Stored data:
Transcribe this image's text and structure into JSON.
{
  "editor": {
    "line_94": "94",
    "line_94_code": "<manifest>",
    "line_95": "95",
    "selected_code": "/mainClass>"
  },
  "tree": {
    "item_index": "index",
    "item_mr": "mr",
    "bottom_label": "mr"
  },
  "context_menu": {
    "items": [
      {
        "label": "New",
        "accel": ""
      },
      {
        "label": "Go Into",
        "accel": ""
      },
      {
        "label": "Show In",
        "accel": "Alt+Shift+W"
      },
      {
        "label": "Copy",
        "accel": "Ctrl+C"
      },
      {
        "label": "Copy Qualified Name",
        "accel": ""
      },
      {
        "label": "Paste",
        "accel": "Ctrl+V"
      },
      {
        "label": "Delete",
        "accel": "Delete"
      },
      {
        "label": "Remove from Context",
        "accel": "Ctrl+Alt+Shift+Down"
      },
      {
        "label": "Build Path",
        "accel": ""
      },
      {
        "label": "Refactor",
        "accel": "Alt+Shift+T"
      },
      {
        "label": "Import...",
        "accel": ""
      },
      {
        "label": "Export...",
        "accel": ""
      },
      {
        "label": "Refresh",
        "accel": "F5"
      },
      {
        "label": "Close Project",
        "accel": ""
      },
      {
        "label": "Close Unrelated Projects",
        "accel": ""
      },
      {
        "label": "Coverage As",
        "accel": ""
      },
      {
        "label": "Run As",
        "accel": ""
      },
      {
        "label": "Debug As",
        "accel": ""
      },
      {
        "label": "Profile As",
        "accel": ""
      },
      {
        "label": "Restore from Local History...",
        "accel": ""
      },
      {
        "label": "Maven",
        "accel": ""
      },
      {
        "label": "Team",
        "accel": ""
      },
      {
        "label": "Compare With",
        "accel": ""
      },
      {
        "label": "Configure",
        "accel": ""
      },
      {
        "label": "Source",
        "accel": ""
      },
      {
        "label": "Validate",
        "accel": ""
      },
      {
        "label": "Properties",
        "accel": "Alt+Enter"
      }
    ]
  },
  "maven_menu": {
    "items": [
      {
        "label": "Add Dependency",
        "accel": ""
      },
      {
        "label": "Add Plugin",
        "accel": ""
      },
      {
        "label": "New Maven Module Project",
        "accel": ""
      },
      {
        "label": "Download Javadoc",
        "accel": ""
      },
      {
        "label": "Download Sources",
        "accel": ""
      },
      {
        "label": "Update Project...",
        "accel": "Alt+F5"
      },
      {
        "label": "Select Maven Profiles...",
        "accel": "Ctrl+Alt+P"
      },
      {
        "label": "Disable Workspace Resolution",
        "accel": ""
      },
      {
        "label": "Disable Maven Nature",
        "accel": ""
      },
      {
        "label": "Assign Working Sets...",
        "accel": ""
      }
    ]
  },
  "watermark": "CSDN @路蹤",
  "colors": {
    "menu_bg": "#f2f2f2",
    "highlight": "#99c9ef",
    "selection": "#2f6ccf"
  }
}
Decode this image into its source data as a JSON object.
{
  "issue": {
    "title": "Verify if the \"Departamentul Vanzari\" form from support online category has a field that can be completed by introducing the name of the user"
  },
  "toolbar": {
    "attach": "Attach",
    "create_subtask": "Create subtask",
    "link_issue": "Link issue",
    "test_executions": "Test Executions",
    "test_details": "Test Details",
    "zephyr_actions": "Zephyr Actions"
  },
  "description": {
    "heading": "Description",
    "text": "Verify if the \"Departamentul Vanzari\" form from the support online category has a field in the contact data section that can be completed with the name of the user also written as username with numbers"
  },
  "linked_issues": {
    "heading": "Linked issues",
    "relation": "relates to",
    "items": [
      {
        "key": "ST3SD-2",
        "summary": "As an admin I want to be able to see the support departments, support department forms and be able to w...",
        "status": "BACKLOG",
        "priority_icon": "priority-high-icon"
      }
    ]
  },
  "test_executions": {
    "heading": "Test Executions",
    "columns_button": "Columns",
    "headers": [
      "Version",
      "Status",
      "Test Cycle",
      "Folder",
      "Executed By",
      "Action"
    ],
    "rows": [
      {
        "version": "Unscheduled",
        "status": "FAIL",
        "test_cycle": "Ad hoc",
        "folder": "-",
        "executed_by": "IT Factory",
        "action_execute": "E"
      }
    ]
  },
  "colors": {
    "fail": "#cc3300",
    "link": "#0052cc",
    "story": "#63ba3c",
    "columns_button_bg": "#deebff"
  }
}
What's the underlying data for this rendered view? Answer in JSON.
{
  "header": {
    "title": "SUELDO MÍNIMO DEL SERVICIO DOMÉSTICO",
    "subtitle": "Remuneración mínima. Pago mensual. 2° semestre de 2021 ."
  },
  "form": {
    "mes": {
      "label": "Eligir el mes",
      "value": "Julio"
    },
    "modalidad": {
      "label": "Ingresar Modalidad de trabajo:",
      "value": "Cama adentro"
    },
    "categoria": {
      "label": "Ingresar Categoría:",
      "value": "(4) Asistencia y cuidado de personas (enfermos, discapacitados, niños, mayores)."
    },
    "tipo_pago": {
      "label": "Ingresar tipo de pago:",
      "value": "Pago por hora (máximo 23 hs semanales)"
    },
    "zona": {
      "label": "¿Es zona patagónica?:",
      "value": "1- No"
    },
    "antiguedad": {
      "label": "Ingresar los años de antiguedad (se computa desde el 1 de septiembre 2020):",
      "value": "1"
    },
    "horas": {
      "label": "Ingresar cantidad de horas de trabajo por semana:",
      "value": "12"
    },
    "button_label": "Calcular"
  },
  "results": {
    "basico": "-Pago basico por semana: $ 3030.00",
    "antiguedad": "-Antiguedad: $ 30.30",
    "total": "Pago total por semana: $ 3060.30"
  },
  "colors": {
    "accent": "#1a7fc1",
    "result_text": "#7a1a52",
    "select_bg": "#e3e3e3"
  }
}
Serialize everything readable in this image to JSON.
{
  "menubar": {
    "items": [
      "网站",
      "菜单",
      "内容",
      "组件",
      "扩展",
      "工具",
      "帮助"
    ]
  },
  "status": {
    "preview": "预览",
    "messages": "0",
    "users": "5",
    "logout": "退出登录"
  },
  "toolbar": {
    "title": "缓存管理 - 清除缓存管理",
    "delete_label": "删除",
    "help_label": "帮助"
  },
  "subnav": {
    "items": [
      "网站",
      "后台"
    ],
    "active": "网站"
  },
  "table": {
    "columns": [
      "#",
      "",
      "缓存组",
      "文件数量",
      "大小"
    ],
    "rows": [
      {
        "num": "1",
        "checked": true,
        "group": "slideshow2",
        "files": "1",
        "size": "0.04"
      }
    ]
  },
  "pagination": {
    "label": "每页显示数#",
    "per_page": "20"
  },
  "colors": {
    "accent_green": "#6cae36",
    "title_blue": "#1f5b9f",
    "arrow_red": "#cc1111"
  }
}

THE PROBLEM ▸ Collect each line above holding the string "Shift".

TASK OUTPUT ▸
        "accel": "Alt+Shift+W"
        "accel": "Ctrl+Alt+Shift+Down"
        "accel": "Alt+Shift+T"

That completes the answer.